- EXERCISE -
Give only the number of lines in the records below that contain the word "ylabel".

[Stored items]

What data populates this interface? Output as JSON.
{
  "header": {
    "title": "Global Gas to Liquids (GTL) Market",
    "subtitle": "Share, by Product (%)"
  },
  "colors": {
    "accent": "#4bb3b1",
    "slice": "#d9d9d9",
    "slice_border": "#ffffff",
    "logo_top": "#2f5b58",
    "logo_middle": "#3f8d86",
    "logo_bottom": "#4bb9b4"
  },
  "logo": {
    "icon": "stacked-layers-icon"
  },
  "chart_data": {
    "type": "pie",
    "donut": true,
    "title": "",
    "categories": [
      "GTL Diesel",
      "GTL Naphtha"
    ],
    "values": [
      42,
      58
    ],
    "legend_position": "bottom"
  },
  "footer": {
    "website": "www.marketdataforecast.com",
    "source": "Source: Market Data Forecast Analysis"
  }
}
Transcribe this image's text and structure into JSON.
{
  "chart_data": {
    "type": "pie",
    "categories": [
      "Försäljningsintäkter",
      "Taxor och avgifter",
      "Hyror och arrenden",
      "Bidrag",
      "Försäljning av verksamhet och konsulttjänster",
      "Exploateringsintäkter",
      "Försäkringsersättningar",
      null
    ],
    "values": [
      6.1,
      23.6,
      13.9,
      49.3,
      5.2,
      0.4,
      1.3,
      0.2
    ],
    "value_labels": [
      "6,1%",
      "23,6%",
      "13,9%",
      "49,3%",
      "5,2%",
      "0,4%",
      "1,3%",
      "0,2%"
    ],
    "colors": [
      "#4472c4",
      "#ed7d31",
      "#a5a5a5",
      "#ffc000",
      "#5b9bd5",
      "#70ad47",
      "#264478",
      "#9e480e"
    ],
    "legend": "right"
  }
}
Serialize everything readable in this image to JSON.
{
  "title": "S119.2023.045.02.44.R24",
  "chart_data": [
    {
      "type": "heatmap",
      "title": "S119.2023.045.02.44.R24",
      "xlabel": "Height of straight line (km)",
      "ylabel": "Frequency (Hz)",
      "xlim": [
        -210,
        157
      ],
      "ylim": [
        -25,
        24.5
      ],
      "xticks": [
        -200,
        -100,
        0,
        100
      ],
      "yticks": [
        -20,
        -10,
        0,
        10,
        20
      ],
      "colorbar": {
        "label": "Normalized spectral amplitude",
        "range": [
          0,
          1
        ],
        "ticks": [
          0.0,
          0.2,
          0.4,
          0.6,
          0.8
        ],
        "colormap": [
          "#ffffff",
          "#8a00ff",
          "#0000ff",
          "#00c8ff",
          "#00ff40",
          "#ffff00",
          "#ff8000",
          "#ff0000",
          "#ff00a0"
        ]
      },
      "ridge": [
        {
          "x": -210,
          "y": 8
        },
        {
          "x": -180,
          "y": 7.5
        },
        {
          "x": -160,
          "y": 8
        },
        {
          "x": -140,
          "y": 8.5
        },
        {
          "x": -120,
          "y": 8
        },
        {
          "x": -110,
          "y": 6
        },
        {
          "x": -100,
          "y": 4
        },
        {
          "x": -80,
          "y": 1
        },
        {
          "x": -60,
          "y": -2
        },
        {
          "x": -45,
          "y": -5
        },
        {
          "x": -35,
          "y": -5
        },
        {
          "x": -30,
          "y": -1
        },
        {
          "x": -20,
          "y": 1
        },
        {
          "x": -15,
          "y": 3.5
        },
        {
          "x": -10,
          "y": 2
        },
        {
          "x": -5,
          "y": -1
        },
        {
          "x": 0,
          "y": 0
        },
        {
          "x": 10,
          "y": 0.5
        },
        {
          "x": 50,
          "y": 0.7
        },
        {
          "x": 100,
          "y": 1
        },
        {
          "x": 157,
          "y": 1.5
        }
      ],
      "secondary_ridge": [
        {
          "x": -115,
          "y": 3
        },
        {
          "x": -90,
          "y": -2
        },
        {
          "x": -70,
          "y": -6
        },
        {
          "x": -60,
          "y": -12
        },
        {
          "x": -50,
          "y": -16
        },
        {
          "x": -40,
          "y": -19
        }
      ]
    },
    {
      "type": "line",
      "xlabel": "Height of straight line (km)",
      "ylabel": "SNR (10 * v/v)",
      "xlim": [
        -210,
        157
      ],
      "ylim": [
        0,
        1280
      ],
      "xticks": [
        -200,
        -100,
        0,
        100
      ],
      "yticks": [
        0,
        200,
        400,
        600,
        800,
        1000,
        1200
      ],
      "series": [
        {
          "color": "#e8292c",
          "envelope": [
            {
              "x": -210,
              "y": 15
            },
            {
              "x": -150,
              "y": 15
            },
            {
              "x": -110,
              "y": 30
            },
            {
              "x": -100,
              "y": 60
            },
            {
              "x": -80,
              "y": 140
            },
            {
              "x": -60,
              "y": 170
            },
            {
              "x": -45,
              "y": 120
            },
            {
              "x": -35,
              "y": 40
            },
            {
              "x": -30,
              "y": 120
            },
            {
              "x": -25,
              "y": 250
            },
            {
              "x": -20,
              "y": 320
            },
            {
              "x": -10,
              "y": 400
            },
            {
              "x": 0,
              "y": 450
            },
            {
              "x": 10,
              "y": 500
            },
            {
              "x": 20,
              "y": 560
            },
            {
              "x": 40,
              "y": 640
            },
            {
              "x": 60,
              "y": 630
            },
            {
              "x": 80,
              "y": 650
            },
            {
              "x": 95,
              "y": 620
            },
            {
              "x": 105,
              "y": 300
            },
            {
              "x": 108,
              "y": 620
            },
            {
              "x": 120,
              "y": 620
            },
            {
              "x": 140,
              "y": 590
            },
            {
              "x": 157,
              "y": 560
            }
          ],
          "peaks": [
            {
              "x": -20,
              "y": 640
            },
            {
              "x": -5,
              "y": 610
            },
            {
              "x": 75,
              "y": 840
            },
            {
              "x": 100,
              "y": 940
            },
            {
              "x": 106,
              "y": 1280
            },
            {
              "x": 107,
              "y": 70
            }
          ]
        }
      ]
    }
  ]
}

- REPLY TO THE TASK -
2